EXERCISE PROMPT: Pick up the Nagios forum thread on stale "Last Check" timestamps and continue it from the point where its final post ends.

SOURCE TEXT:

Page 1 of 2

last check status

Posted: Thu Sep 04, 2014 10:24 am
by vvz
Hello!
I remarked that on my nagios web-interface in "Last Check" column (Service Status Details window) I have records with time stamps well behind current time.
I googled the problem and got to know that it is a problem with files in /var/log/nagios/spool/checkresults/ folder.
My question is - shall (can I) I delete all files in the folder to fix the problem? any other steps to do?
Thank you

Re: last check status

Posted: Thu Sep 04, 2014 11:19 am
by slansing
It may not have to do with those files, it could be that your system time, or php time, or a combination of both are off. So lets check the basics first, what is the output of:

Code: Select all

grep 'date.time' /etc/php.ini
hwclock
date
And what is your current timezone?

Re: last check status

Posted: Thu Sep 04, 2014 11:26 am
by vvz
$sudo grep 'date.time' /etc/php.ini
$ sudo hwclock
Thu 04 Sep 2014 12:18:55 PM CLT -0.937417 seconds
$ sudo date
Thu Sep 4 12:24:21 CLT 2014

Re: last check status

Posted: Thu Sep 04, 2014 11:33 am
by slansing
What is the current time on your workstation? And how far off are the results in the web interface? Well behind can be a relative term. :) It does look like you have a bit of drift present on your system that we can fix up with NTP. I'm more curious to know how far off the results are though, is this across the board? Or only on specific checks?

Re: last check status

Posted: Thu Sep 04, 2014 12:04 pm
by vvz
the nagios server itself located in Chile and curren time on server was 12:18 when I ran commands you asked me.

The difference between current time and records on web interface was about 6 hours. I monitor 11 boxes with 117 services in Chile. I am not able to tell you exactly how many of those were behind (I've restarted nagios about an hour ago), but not 2 or 4 of services were behind, about 50% of them.

As I mentioned I've restarted nagios an hour ago and now my current time on server 12:44 and about 50% of services have 12:34, 12:33 in the column.

One more I should mention (it may make your task easier), everything was just perfect with nagios, but about a week ago the server crashed because of our programmers. it wasn't nagios problem, another reason. They were testing internal soft on the server and filled completely the hard drive, nagios is running on. 100%. No space at all. (they were given another drive to make their tests, do not ask me why they didn't use it). After that I met the problem with time stamps. And another problem (I believe there is a link between ) - for one box notification markers are up and down. Nobody touched config files. I've checked - notifications are enabled in configs. but periodically on web interface some services are marked with disabled notifications. After a few minutes services are marked with enabled notifications. I don't do anything, just monitor the web interface. When I click on particular service ang go to service window - Service State Information window - sometimes I can see Notifications:enabled, sometimes:disabled.

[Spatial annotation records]

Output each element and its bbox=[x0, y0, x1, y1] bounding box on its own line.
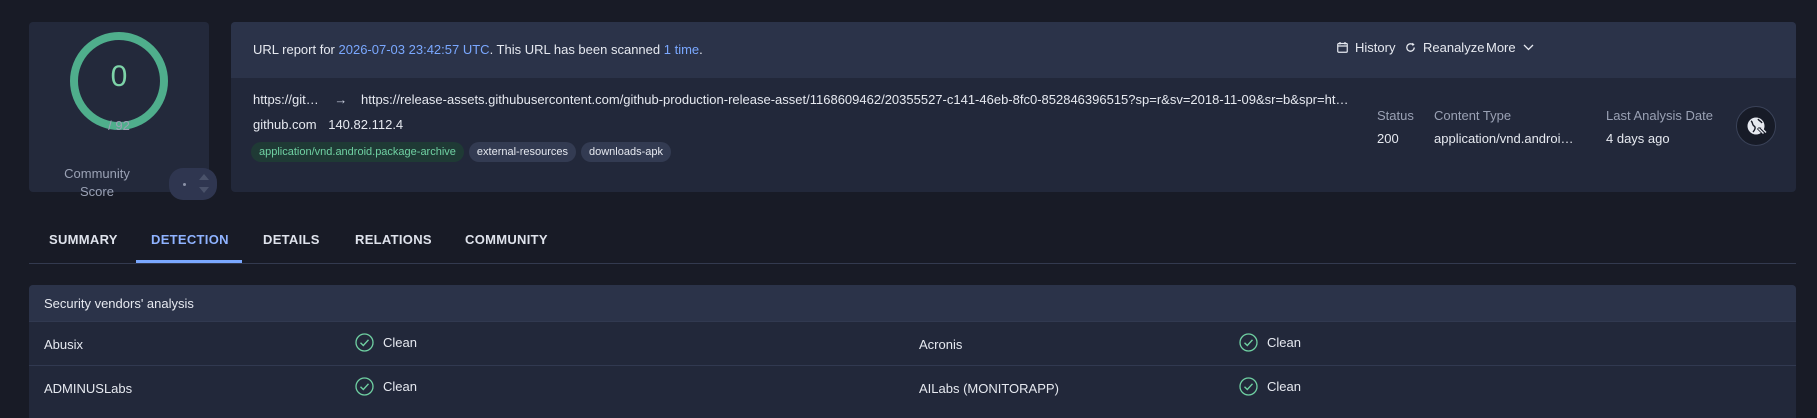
report-intro: URL report for 2026-07-03 23:42:57 UTC. … bbox=[253, 42, 703, 57]
host-row: github.com 140.82.112.4 bbox=[253, 117, 403, 132]
history-label: History bbox=[1355, 40, 1396, 55]
chevron-down-icon[interactable] bbox=[199, 187, 209, 193]
tag-chip[interactable]: downloads-apk bbox=[581, 142, 671, 162]
status-label: Status bbox=[1377, 108, 1414, 123]
host-ip[interactable]: 140.82.112.4 bbox=[328, 117, 403, 132]
tag-chip[interactable]: external-resources bbox=[468, 142, 576, 162]
intro-middle: . This URL has been scanned bbox=[489, 42, 661, 57]
table-row: ADMINUSLabs Clean AILabs (MONITORAPP) Cl… bbox=[29, 365, 1796, 409]
more-menu-button[interactable]: More bbox=[1486, 40, 1534, 55]
scan-count-link[interactable]: 1 time bbox=[664, 42, 699, 57]
tab-summary[interactable]: SUMMARY bbox=[49, 232, 118, 247]
report-tabs: SUMMARY DETECTION DETAILS RELATIONS COMM… bbox=[29, 210, 1796, 264]
vendor-name: Abusix bbox=[44, 337, 84, 352]
tag-list: application/vnd.android.package-archive … bbox=[251, 142, 671, 162]
tab-relations[interactable]: RELATIONS bbox=[355, 232, 432, 247]
result-label: Clean bbox=[383, 379, 417, 394]
detection-score-card: 0 / 92 Community Score bbox=[29, 22, 217, 200]
community-vote-stepper[interactable] bbox=[169, 168, 217, 200]
vendor-result: Clean bbox=[355, 333, 417, 352]
vendor-result: Clean bbox=[1239, 377, 1301, 396]
score-value: 0 bbox=[110, 60, 128, 93]
calendar-icon bbox=[1337, 42, 1348, 53]
vendor-name: Acronis bbox=[919, 337, 963, 352]
result-label: Clean bbox=[383, 335, 417, 350]
vendors-title: Security vendors' analysis bbox=[44, 296, 194, 311]
tab-community[interactable]: COMMUNITY bbox=[465, 232, 548, 247]
status-value: 200 bbox=[1377, 131, 1399, 146]
report-header: URL report for 2026-07-03 23:42:57 UTC. … bbox=[231, 22, 1796, 78]
chevron-down-icon bbox=[1523, 44, 1534, 51]
result-label: Clean bbox=[1267, 379, 1301, 394]
more-label: More bbox=[1486, 40, 1516, 55]
check-circle-icon bbox=[1239, 333, 1258, 352]
refresh-icon bbox=[1406, 42, 1415, 52]
tab-details[interactable]: DETAILS bbox=[263, 232, 320, 247]
last-analysis-label: Last Analysis Date bbox=[1606, 108, 1713, 123]
scan-date-link[interactable]: 2026-07-03 23:42:57 UTC bbox=[339, 42, 490, 57]
check-circle-icon bbox=[1239, 377, 1258, 396]
url-report-card: URL report for 2026-07-03 23:42:57 UTC. … bbox=[231, 22, 1796, 192]
globe-icon bbox=[1747, 117, 1767, 135]
last-analysis-value: 4 days ago bbox=[1606, 131, 1670, 146]
vendor-name: ADMINUSLabs bbox=[44, 381, 133, 396]
score-total: / 92 bbox=[108, 118, 130, 133]
globe-link-button[interactable] bbox=[1736, 106, 1776, 146]
reanalyze-label: Reanalyze bbox=[1423, 40, 1485, 55]
intro-suffix: . bbox=[699, 42, 703, 57]
chevron-up-icon[interactable] bbox=[199, 174, 209, 180]
vendors-analysis-panel: Security vendors' analysis Abusix Clean … bbox=[29, 285, 1796, 418]
content-type-value: application/vnd.androi… bbox=[1434, 131, 1574, 146]
url-short[interactable]: https://git… bbox=[253, 92, 319, 107]
tag-chip[interactable]: application/vnd.android.package-archive bbox=[251, 142, 464, 162]
result-label: Clean bbox=[1267, 335, 1301, 350]
vote-dot bbox=[183, 183, 186, 186]
content-type-label: Content Type bbox=[1434, 108, 1512, 123]
history-button[interactable]: History bbox=[1337, 40, 1395, 55]
vendor-result: Clean bbox=[1239, 333, 1301, 352]
table-row: Abusix Clean Acronis Clean bbox=[29, 321, 1796, 365]
arrow-right-icon: → bbox=[334, 92, 348, 107]
active-tab-indicator bbox=[136, 260, 242, 263]
tab-detection[interactable]: DETECTION bbox=[151, 232, 229, 247]
url-row: https://git… → https://release-assets.gi… bbox=[253, 92, 1348, 107]
url-full[interactable]: https://release-assets.githubusercontent… bbox=[361, 92, 1348, 107]
vendors-header: Security vendors' analysis bbox=[29, 285, 1796, 321]
check-circle-icon bbox=[355, 333, 374, 352]
reanalyze-button[interactable]: Reanalyze bbox=[1405, 40, 1484, 55]
vendor-result: Clean bbox=[355, 377, 417, 396]
check-circle-icon bbox=[355, 377, 374, 396]
host-domain[interactable]: github.com bbox=[253, 117, 317, 132]
intro-prefix: URL report for bbox=[253, 42, 335, 57]
vendor-name: AILabs (MONITORAPP) bbox=[919, 381, 1059, 396]
community-score-label: Community Score bbox=[64, 166, 130, 199]
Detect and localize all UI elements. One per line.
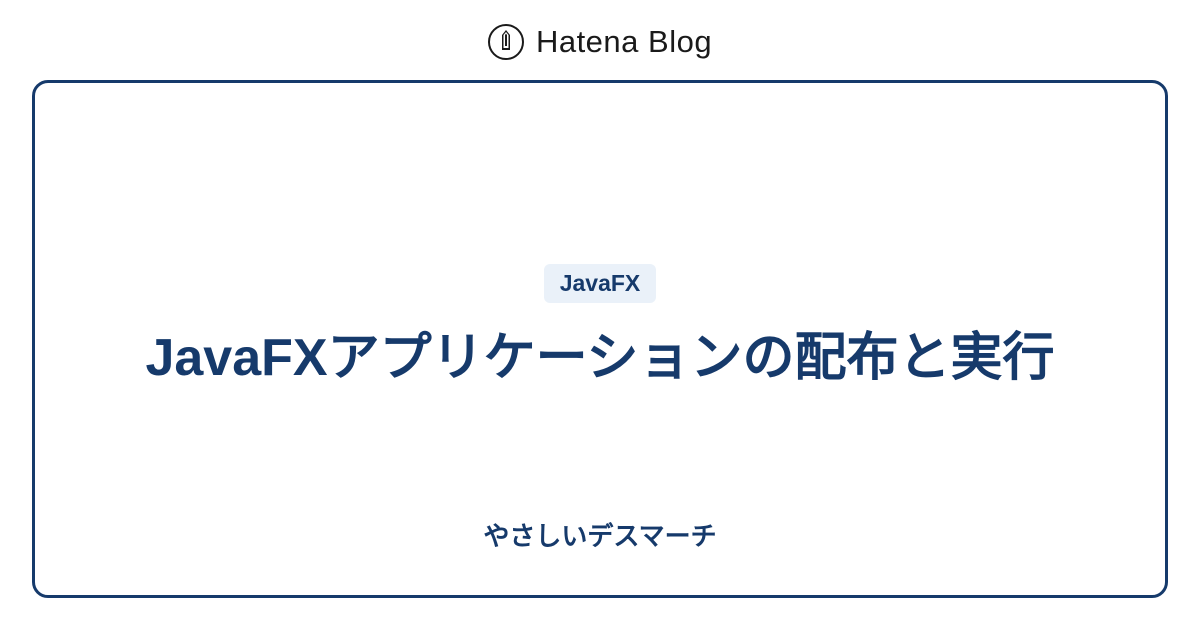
article-title: JavaFXアプリケーションの配布と実行 — [145, 323, 1054, 393]
article-card: JavaFX JavaFXアプリケーションの配布と実行 やさしいデスマーチ — [32, 80, 1168, 598]
blog-name: やさしいデスマーチ — [483, 516, 716, 553]
category-badge: JavaFX — [544, 264, 657, 303]
brand-name: Hatena Blog — [536, 24, 712, 60]
site-header: Hatena Blog — [0, 0, 1200, 80]
hatena-logo-icon — [488, 24, 524, 60]
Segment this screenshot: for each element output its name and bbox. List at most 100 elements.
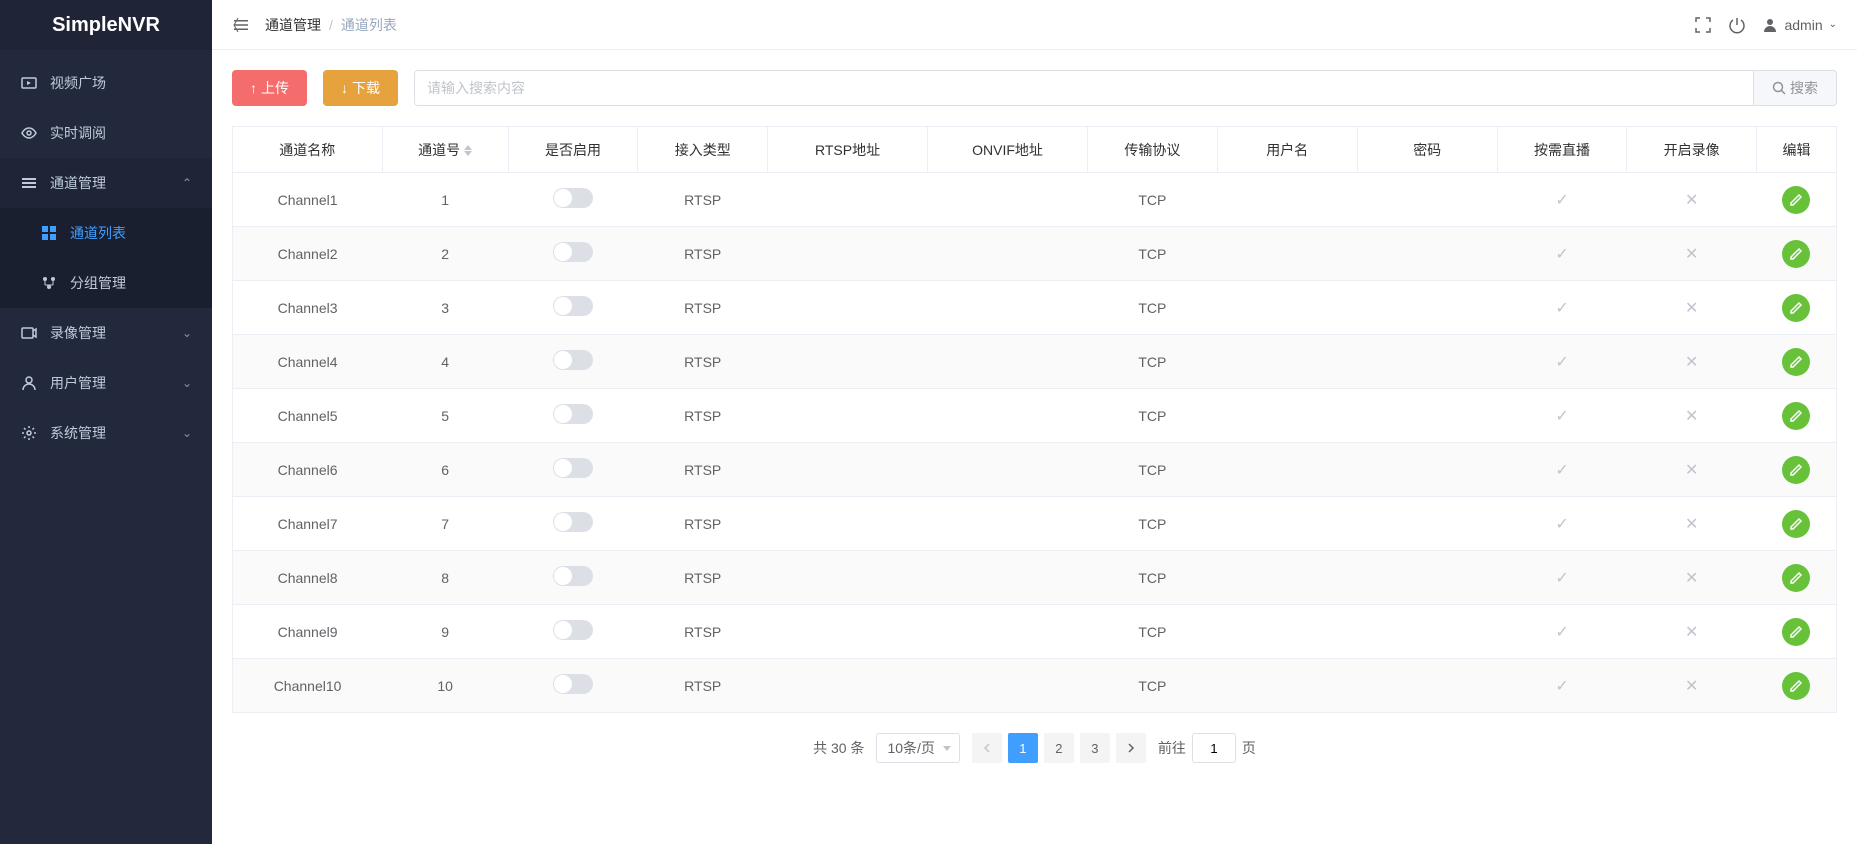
cell-number: 3	[382, 281, 508, 335]
table-row: Channel88RTSPTCP✓✕	[233, 551, 1837, 605]
download-button[interactable]: ↓ 下载	[323, 70, 398, 106]
cell-record: ✕	[1627, 497, 1757, 551]
cell-protocol: TCP	[1088, 335, 1218, 389]
nav-realtime[interactable]: 实时调阅	[0, 108, 212, 158]
edit-button[interactable]	[1782, 672, 1810, 700]
cell-edit	[1757, 173, 1837, 227]
cell-name: Channel4	[233, 335, 383, 389]
cell-on-demand: ✓	[1497, 281, 1627, 335]
pager-page-1[interactable]: 1	[1008, 733, 1038, 763]
upload-button[interactable]: ↑ 上传	[232, 70, 307, 106]
cell-protocol: TCP	[1088, 497, 1218, 551]
nav-user-manage[interactable]: 用户管理 ⌄	[0, 358, 212, 408]
nav-channel-list[interactable]: 通道列表	[0, 208, 212, 258]
user-menu[interactable]: admin ⌄	[1762, 17, 1837, 33]
user-icon	[20, 374, 38, 392]
cell-rtsp	[768, 389, 928, 443]
chevron-up-icon: ⌃	[182, 176, 192, 190]
page-size-select[interactable]: 10条/页	[876, 733, 959, 763]
search-input[interactable]	[414, 70, 1754, 106]
cell-number: 1	[382, 173, 508, 227]
power-button[interactable]	[1728, 16, 1746, 34]
col-number[interactable]: 通道号	[382, 127, 508, 173]
cell-on-demand: ✓	[1497, 551, 1627, 605]
x-icon: ✕	[1685, 570, 1698, 587]
cell-rtsp	[768, 443, 928, 497]
cell-access-type: RTSP	[638, 281, 768, 335]
enable-switch[interactable]	[553, 350, 593, 370]
cell-rtsp	[768, 173, 928, 227]
pager-page-2[interactable]: 2	[1044, 733, 1074, 763]
cell-name: Channel3	[233, 281, 383, 335]
toolbar: ↑ 上传 ↓ 下载 搜索	[232, 70, 1837, 106]
cell-rtsp	[768, 497, 928, 551]
table-row: Channel11RTSPTCP✓✕	[233, 173, 1837, 227]
cell-password	[1357, 335, 1497, 389]
enable-switch[interactable]	[553, 512, 593, 532]
nav-system-manage[interactable]: 系统管理 ⌄	[0, 408, 212, 458]
cell-enabled	[508, 497, 638, 551]
breadcrumb-separator: /	[329, 17, 333, 33]
table-row: Channel66RTSPTCP✓✕	[233, 443, 1837, 497]
enable-switch[interactable]	[553, 566, 593, 586]
table-row: Channel44RTSPTCP✓✕	[233, 335, 1837, 389]
cell-on-demand: ✓	[1497, 497, 1627, 551]
nav-channel-manage[interactable]: 通道管理 ⌃	[0, 158, 212, 208]
cell-access-type: RTSP	[638, 227, 768, 281]
cell-onvif	[928, 335, 1088, 389]
pager-page-3[interactable]: 3	[1080, 733, 1110, 763]
check-icon: ✓	[1555, 246, 1568, 263]
cell-on-demand: ✓	[1497, 605, 1627, 659]
x-icon: ✕	[1685, 408, 1698, 425]
cell-number: 8	[382, 551, 508, 605]
header: 通道管理 / 通道列表 admin ⌄	[212, 0, 1857, 50]
x-icon: ✕	[1685, 462, 1698, 479]
chevron-down-icon: ⌄	[182, 326, 192, 340]
sidebar-toggle[interactable]	[232, 16, 250, 34]
table-row: Channel33RTSPTCP✓✕	[233, 281, 1837, 335]
cell-record: ✕	[1627, 227, 1757, 281]
pager-next[interactable]	[1116, 733, 1146, 763]
pagination: 共 30 条 10条/页 1 2 3 前往 页	[232, 733, 1837, 763]
cell-username	[1217, 443, 1357, 497]
enable-switch[interactable]	[553, 296, 593, 316]
cell-protocol: TCP	[1088, 443, 1218, 497]
cell-protocol: TCP	[1088, 605, 1218, 659]
enable-switch[interactable]	[553, 674, 593, 694]
enable-switch[interactable]	[553, 404, 593, 424]
edit-button[interactable]	[1782, 618, 1810, 646]
jump-input[interactable]	[1192, 733, 1236, 763]
search-button[interactable]: 搜索	[1754, 70, 1837, 106]
edit-button[interactable]	[1782, 348, 1810, 376]
cell-access-type: RTSP	[638, 551, 768, 605]
col-record: 开启录像	[1627, 127, 1757, 173]
edit-button[interactable]	[1782, 510, 1810, 538]
sort-icon[interactable]	[464, 145, 472, 156]
enable-switch[interactable]	[553, 620, 593, 640]
fullscreen-button[interactable]	[1694, 16, 1712, 34]
edit-button[interactable]	[1782, 240, 1810, 268]
cell-onvif	[928, 389, 1088, 443]
edit-button[interactable]	[1782, 186, 1810, 214]
col-onvif: ONVIF地址	[928, 127, 1088, 173]
cell-enabled	[508, 659, 638, 713]
breadcrumb-parent[interactable]: 通道管理	[265, 15, 321, 35]
pager-prev[interactable]	[972, 733, 1002, 763]
edit-button[interactable]	[1782, 564, 1810, 592]
edit-button[interactable]	[1782, 456, 1810, 484]
cell-name: Channel5	[233, 389, 383, 443]
cell-onvif	[928, 659, 1088, 713]
cell-name: Channel2	[233, 227, 383, 281]
nav-video-square[interactable]: 视频广场	[0, 58, 212, 108]
x-icon: ✕	[1685, 192, 1698, 209]
enable-switch[interactable]	[553, 188, 593, 208]
cell-record: ✕	[1627, 551, 1757, 605]
enable-switch[interactable]	[553, 242, 593, 262]
nav-record-manage[interactable]: 录像管理 ⌄	[0, 308, 212, 358]
search-icon	[1772, 81, 1786, 95]
enable-switch[interactable]	[553, 458, 593, 478]
edit-button[interactable]	[1782, 402, 1810, 430]
cell-access-type: RTSP	[638, 335, 768, 389]
nav-group-manage[interactable]: 分组管理	[0, 258, 212, 308]
edit-button[interactable]	[1782, 294, 1810, 322]
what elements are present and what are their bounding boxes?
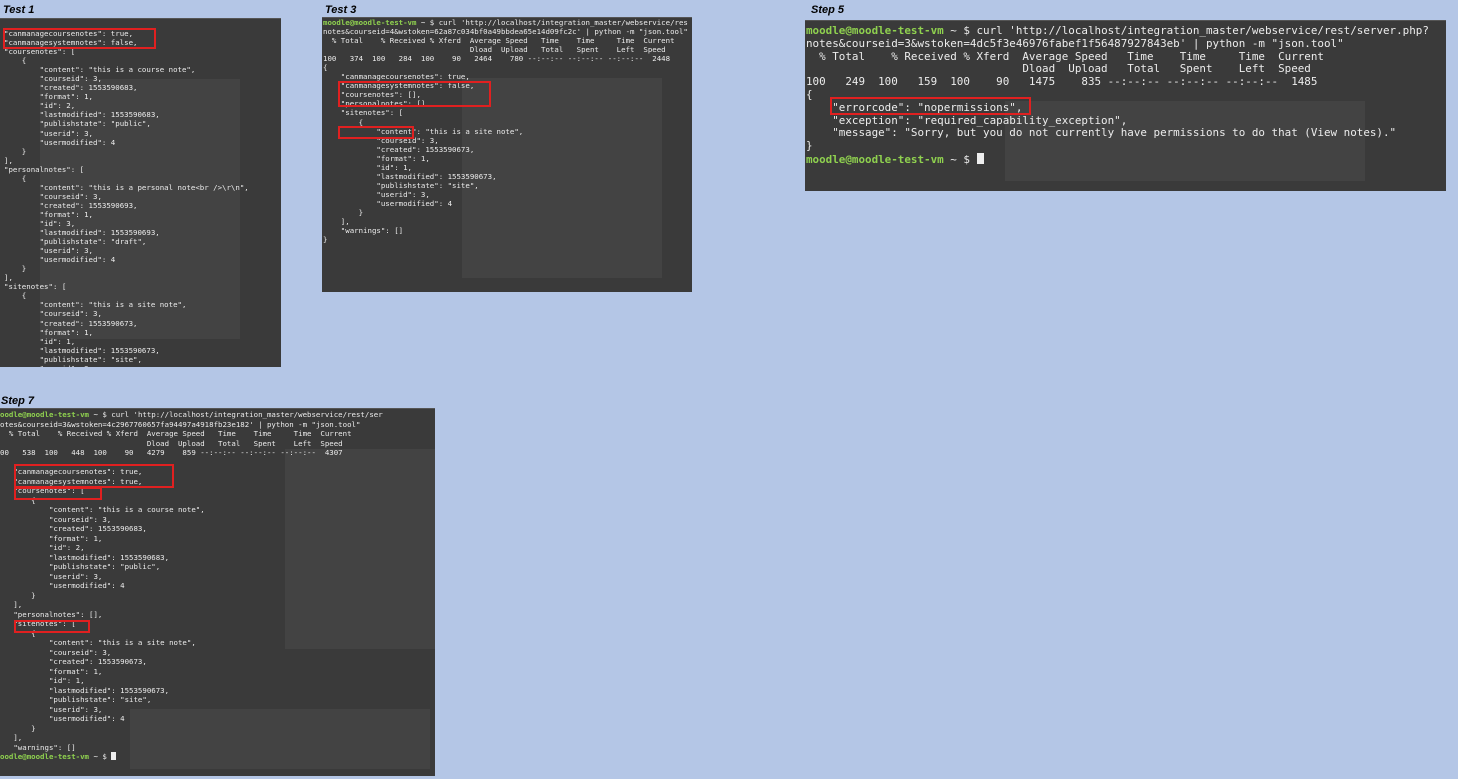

FINAL RESULT:
I've already installed nagios on dedicated server and I just use the situation to be more familiar with nagios troubleshooting. For now I just need to connect asterisk to a new nagios instance.
How safe is to delete files fron checkresults folder? As far as I understand nagios creates them automatically... right?

Re: last check status

Posted: Fri Sep 05, 2014 11:42 am
by sreinhardt
You are correct, nagios does create them automatically and removing them should be just fine. It will cause the loss of a few check results if any are stored there. I really don't know if this is going to resolve your issue though, 9/10 times, its a mismatch between mysql, php, system, and nagios timestamps that cause this, especially since this is a repeatable item. However clearing these won't hurt anything, so go for it.

Re: last check status

Posted: Fri Sep 05, 2014 11:56 am
by vvz
I've stopped nagios server and NSCA, moved to checkresults\ and what I can see there that periodically files are added there, even nagios is stopped. The owner of files is nagios user. For a few seconds folder is empty and then new files appear there. mysqld? shall I stop it too?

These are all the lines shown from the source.